- Data:
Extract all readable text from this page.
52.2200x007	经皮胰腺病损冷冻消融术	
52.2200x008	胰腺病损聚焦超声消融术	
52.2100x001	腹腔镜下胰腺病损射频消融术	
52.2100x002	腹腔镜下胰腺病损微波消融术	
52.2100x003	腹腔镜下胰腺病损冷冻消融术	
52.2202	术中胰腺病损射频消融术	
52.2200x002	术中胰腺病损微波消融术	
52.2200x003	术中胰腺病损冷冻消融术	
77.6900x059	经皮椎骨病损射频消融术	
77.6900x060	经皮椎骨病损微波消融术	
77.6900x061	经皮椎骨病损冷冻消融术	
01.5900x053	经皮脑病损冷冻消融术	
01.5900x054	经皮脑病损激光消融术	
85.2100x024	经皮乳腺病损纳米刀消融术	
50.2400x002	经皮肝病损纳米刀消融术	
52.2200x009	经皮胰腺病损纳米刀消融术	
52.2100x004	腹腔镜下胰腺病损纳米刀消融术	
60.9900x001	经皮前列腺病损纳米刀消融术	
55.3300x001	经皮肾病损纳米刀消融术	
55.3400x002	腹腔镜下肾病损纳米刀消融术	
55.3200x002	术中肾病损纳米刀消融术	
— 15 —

- The problem: Return each line of the data exactly as written above.

- Result for this exercise:
Extract all readable text from this page.
52.2200x007	经皮胰腺病损冷冻消融术	
52.2200x008	胰腺病损聚焦超声消融术	
52.2100x001	腹腔镜下胰腺病损射频消融术	
52.2100x002	腹腔镜下胰腺病损微波消融术	
52.2100x003	腹腔镜下胰腺病损冷冻消融术	
52.2202	术中胰腺病损射频消融术	
52.2200x002	术中胰腺病损微波消融术	
52.2200x003	术中胰腺病损冷冻消融术	
77.6900x059	经皮椎骨病损射频消融术	
77.6900x060	经皮椎骨病损微波消融术	
77.6900x061	经皮椎骨病损冷冻消融术	
01.5900x053	经皮脑病损冷冻消融术	
01.5900x054	经皮脑病损激光消融术	
85.2100x024	经皮乳腺病损纳米刀消融术	
50.2400x002	经皮肝病损纳米刀消融术	
52.2200x009	经皮胰腺病损纳米刀消融术	
52.2100x004	腹腔镜下胰腺病损纳米刀消融术	
60.9900x001	经皮前列腺病损纳米刀消融术	
55.3300x001	经皮肾病损纳米刀消融术	
55.3400x002	腹腔镜下肾病损纳米刀消融术	
55.3200x002	术中肾病损纳米刀消融术	
— 15 —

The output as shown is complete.